[Begin INFORMATION SUPPLIED]

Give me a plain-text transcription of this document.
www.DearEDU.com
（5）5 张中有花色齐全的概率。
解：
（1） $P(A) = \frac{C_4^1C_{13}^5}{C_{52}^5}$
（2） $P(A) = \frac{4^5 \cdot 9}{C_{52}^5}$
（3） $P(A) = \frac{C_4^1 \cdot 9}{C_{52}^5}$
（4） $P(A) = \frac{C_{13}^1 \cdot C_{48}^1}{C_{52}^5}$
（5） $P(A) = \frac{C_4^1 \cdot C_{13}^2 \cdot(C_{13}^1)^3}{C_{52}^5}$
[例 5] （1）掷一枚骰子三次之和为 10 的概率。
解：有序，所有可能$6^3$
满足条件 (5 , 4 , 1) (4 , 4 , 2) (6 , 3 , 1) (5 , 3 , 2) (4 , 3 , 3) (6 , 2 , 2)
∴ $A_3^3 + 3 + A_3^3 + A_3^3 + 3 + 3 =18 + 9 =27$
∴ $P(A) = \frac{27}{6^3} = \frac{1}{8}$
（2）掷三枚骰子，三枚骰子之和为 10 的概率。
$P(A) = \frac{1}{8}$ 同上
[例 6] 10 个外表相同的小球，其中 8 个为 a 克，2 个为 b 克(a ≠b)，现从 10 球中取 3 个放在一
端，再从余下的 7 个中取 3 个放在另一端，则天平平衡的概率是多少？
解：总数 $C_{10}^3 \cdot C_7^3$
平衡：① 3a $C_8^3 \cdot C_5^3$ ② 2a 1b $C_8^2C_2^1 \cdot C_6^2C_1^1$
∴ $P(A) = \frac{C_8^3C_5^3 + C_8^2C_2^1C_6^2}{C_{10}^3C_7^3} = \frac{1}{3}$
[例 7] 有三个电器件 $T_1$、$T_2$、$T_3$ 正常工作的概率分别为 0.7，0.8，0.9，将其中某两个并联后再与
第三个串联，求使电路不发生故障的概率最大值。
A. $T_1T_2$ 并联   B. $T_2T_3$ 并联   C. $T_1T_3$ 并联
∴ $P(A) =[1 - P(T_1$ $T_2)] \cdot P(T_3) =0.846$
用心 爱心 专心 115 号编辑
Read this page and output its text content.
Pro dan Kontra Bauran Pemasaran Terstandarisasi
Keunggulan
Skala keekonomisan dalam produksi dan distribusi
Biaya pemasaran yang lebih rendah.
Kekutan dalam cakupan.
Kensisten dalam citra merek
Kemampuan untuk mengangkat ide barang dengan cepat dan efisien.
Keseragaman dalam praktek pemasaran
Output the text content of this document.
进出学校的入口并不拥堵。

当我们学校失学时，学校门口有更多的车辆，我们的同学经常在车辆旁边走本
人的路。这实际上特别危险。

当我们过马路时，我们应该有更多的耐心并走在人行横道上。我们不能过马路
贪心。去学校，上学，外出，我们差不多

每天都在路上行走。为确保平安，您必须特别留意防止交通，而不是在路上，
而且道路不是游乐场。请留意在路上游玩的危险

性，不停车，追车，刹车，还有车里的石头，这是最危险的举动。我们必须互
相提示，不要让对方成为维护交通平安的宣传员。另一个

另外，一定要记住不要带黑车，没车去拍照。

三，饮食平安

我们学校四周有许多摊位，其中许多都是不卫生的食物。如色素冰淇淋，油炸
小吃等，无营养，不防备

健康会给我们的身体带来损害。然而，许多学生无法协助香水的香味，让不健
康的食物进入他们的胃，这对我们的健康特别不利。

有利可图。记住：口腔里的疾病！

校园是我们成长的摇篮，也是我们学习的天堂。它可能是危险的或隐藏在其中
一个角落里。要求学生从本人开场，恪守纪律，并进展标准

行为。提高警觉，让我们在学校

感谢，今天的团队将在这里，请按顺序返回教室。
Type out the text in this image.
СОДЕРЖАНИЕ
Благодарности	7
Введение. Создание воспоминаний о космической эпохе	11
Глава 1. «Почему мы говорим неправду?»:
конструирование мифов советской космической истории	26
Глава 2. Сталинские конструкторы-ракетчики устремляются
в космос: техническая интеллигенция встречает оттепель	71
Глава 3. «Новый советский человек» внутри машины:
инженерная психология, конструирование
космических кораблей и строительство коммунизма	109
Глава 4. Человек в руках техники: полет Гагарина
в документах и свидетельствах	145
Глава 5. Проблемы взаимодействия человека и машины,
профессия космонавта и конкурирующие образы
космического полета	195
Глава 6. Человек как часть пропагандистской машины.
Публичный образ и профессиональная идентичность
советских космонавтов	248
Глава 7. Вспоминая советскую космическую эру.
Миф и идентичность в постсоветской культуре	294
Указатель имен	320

[End INFORMATION SUPPLIED]

▶ _DIRECTION_
Print the listing above in full, exactly as it is.

▶ _WRITTEN SOLUTION_
Give me a plain-text transcription of this document.
www.DearEDU.com
（5）5 张中有花色齐全的概率。
解：
（1） $P(A) = \frac{C_4^1C_{13}^5}{C_{52}^5}$
（2） $P(A) = \frac{4^5 \cdot 9}{C_{52}^5}$
（3） $P(A) = \frac{C_4^1 \cdot 9}{C_{52}^5}$
（4） $P(A) = \frac{C_{13}^1 \cdot C_{48}^1}{C_{52}^5}$
（5） $P(A) = \frac{C_4^1 \cdot C_{13}^2 \cdot(C_{13}^1)^3}{C_{52}^5}$
[例 5] （1）掷一枚骰子三次之和为 10 的概率。
解：有序，所有可能$6^3$
满足条件 (5 , 4 , 1) (4 , 4 , 2) (6 , 3 , 1) (5 , 3 , 2) (4 , 3 , 3) (6 , 2 , 2)
∴ $A_3^3 + 3 + A_3^3 + A_3^3 + 3 + 3 =18 + 9 =27$
∴ $P(A) = \frac{27}{6^3} = \frac{1}{8}$
（2）掷三枚骰子，三枚骰子之和为 10 的概率。
$P(A) = \frac{1}{8}$ 同上
[例 6] 10 个外表相同的小球，其中 8 个为 a 克，2 个为 b 克(a ≠b)，现从 10 球中取 3 个放在一
端，再从余下的 7 个中取 3 个放在另一端，则天平平衡的概率是多少？
解：总数 $C_{10}^3 \cdot C_7^3$
平衡：① 3a $C_8^3 \cdot C_5^3$ ② 2a 1b $C_8^2C_2^1 \cdot C_6^2C_1^1$
∴ $P(A) = \frac{C_8^3C_5^3 + C_8^2C_2^1C_6^2}{C_{10}^3C_7^3} = \frac{1}{3}$
[例 7] 有三个电器件 $T_1$、$T_2$、$T_3$ 正常工作的概率分别为 0.7，0.8，0.9，将其中某两个并联后再与
第三个串联，求使电路不发生故障的概率最大值。
A. $T_1T_2$ 并联   B. $T_2T_3$ 并联   C. $T_1T_3$ 并联
∴ $P(A) =[1 - P(T_1$ $T_2)] \cdot P(T_3) =0.846$
用心 爱心 专心 115 号编辑
Read this page and output its text content.
Pro dan Kontra Bauran Pemasaran Terstandarisasi
Keunggulan
Skala keekonomisan dalam produksi dan distribusi
Biaya pemasaran yang lebih rendah.
Kekutan dalam cakupan.
Kensisten dalam citra merek
Kemampuan untuk mengangkat ide barang dengan cepat dan efisien.
Keseragaman dalam praktek pemasaran
Output the text content of this document.
进出学校的入口并不拥堵。

当我们学校失学时，学校门口有更多的车辆，我们的同学经常在车辆旁边走本
人的路。这实际上特别危险。

当我们过马路时，我们应该有更多的耐心并走在人行横道上。我们不能过马路
贪心。去学校，上学，外出，我们差不多

每天都在路上行走。为确保平安，您必须特别留意防止交通，而不是在路上，
而且道路不是游乐场。请留意在路上游玩的危险

性，不停车，追车，刹车，还有车里的石头，这是最危险的举动。我们必须互
相提示，不要让对方成为维护交通平安的宣传员。另一个

另外，一定要记住不要带黑车，没车去拍照。

三，饮食平安

我们学校四周有许多摊位，其中许多都是不卫生的食物。如色素冰淇淋，油炸
小吃等，无营养，不防备

健康会给我们的身体带来损害。然而，许多学生无法协助香水的香味，让不健
康的食物进入他们的胃，这对我们的健康特别不利。

有利可图。记住：口腔里的疾病！

校园是我们成长的摇篮，也是我们学习的天堂。它可能是危险的或隐藏在其中
一个角落里。要求学生从本人开场，恪守纪律，并进展标准

行为。提高警觉，让我们在学校

感谢，今天的团队将在这里，请按顺序返回教室。
Type out the text in this image.
СОДЕРЖАНИЕ
Благодарности	7
Введение. Создание воспоминаний о космической эпохе	11
Глава 1. «Почему мы говорим неправду?»:
конструирование мифов советской космической истории	26
Глава 2. Сталинские конструкторы-ракетчики устремляются
в космос: техническая интеллигенция встречает оттепель	71
Глава 3. «Новый советский человек» внутри машины:
инженерная психология, конструирование
космических кораблей и строительство коммунизма	109
Глава 4. Человек в руках техники: полет Гагарина
в документах и свидетельствах	145
Глава 5. Проблемы взаимодействия человека и машины,
профессия космонавта и конкурирующие образы
космического полета	195
Глава 6. Человек как часть пропагандистской машины.
Публичный образ и профессиональная идентичность
советских космонавтов	248
Глава 7. Вспоминая советскую космическую эру.
Миф и идентичность в постсоветской культуре	294
Указатель имен	320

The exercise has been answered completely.